### INSTRUCCIONES
- 1) Reproduce al pie de la letra el pasaje del texto sobre la campaña «no está chido» que empieza en las palabras "Supongo que los" y termina tras "Vayamos por partes.".
- 2) En el texto sobre la campaña «no está chido», ¿qué publicación dio a conocer el estudio según el cual los niños desarrollan su relación con la comida y la bebida en función de su entorno social?

### TEXTO MOSTRADO
● ● ●
Supongo que los lectores estarán familiarizados con la campaña “no está chido” del Consejo de la Comunicación. En esta campaña se parte de la premisa de que los menores de edad (menores a 18 años cumplidos) no deben tener acceso al alcohol ni al tabaco. La pregunta que yo me hago es, ¿por qué no? Vayamos por partes.

Lo primero es separar al alcohol del tabaco; es un error mezclar ambas sustancias en un mismo esquema (me referiré principalmente al alcohol en este artículo), porque el tabaco no tiene ningún beneficio a corto ni a largo plazo sobre el organismo, sin importar las dosis, mientras que las bebidas alcohólicas pueden llegar a tenerlo, dependiendo de la cantidad y tipo de bebida; es cierto que hay debate aún sobre los efectos benéficos del vino tinto, pero podemos partir del hecho de que las bebidas alcohólicas son alimentos también, incluso en un grado mayor que los refrescos gaseosos.

En cuanto a la edad, realmente parece una distinción muy arbitraria que un joven de 17 años y 11 meses tenga un nivel de autonomía marcadamente menor de otro joven con un mes más de vida. No hay diferencias razonables entre uno y otro más allá del reconocimiento legal, pero en términos psicológicos y fisiológicos, son indistinguibles. Habría que reconsiderar esta frontera de los 18 años, la cual, dicho sea de paso, varía de país a país. Es cierto que, a menor edad, al organismo se le dificulta procesar el alcohol por lo que es evidente que no puede consumir las mismas dosis un niño de ocho años que un joven de dieciocho.

¿Pero un niño no puede consumir ninguna dosis de alcohol? ¿Qué hay de los postres o los chocolates envinados? Por más que busqué en la página oficial del Consejo de la comunicación, no hay referencia a un solo artículo científico que hable de los efectos del alcohol en niños o adolescentes; es decir, su campaña se basa en un punto de vista moral. Al respecto, un estudio publicado por el Journal of Cognition and development indica que los niños desarrollan una relación con la comida (y la bebida) en función de su entorno social: “aun si un niño no ha probado el vino, es testigo de cómo las personas beben alcohol, observan si se consume o no con la comida, si las personas lo beben solas o acompañadas, y si hace que se sientan felices o tristes […] La manera en la que los niños aprenden sobre el vino y el consumo de alcohol marca el tipo de hábitos que tendrán a lo largo de su vida” (https://doi.org/10.1080/15248370902966636).
● ● ●
### DATOS PROPORCIONADOS
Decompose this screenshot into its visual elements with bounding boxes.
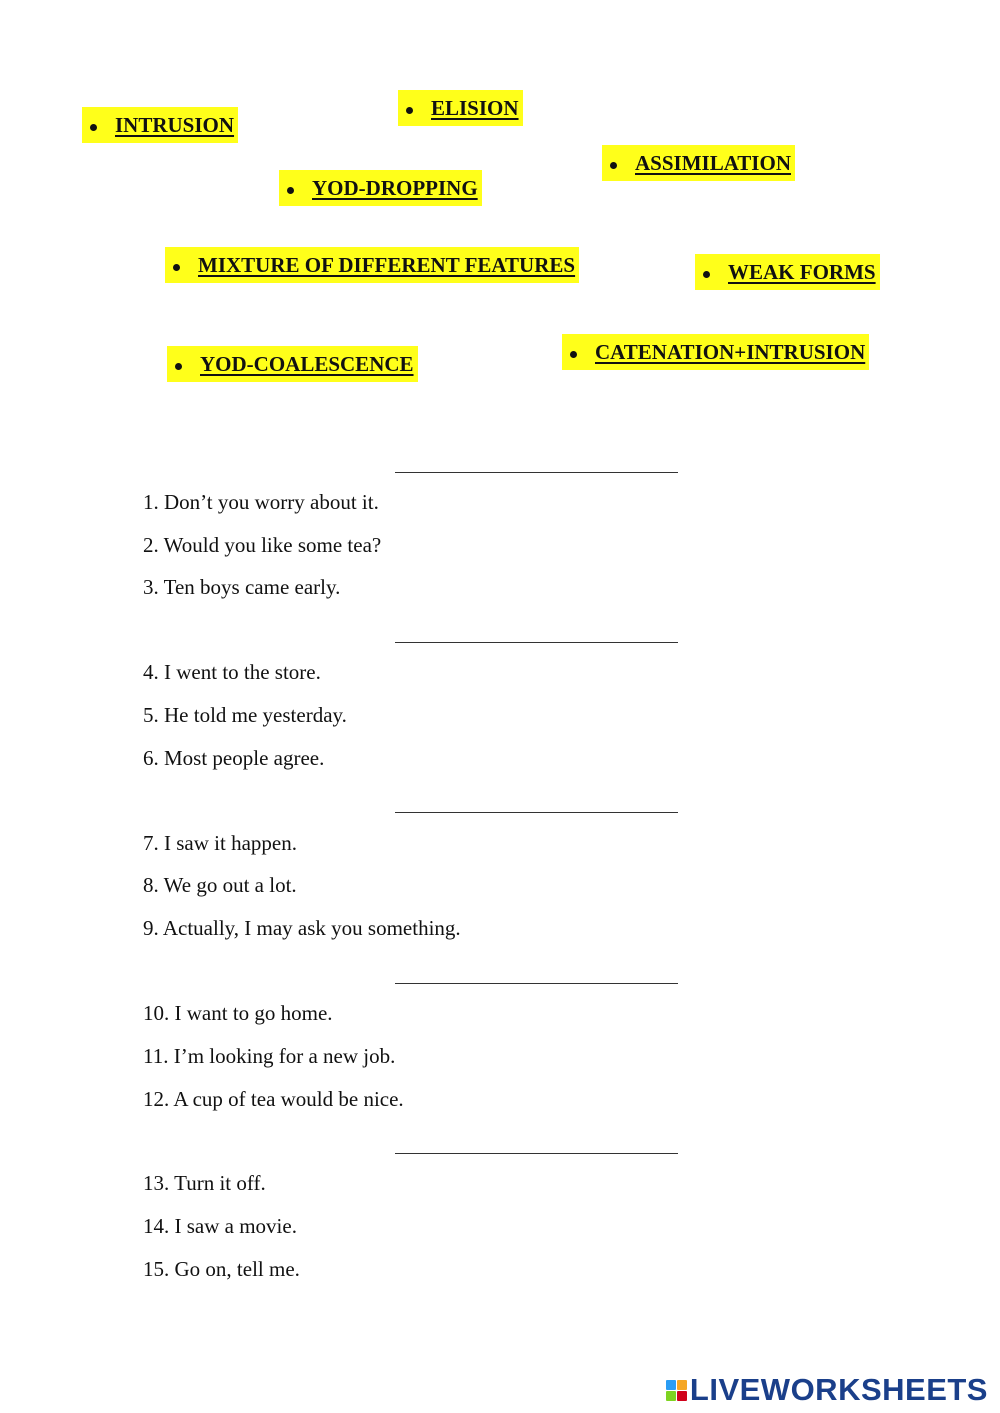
● ● ●
### SOLUCIONES POR TAREA
- 1)
Supongo que los lectores estarán familiarizados con la campaña “no está chido” del Consejo de la Comunicación. En esta campaña se parte de la premisa de que los menores de edad (menores a 18 años cumplidos) no deben tener acceso al alcohol ni al tabaco. La pregunta que yo me hago es, ¿por qué no? Vayamos por partes.

- 2) El Journal of Cognition and development.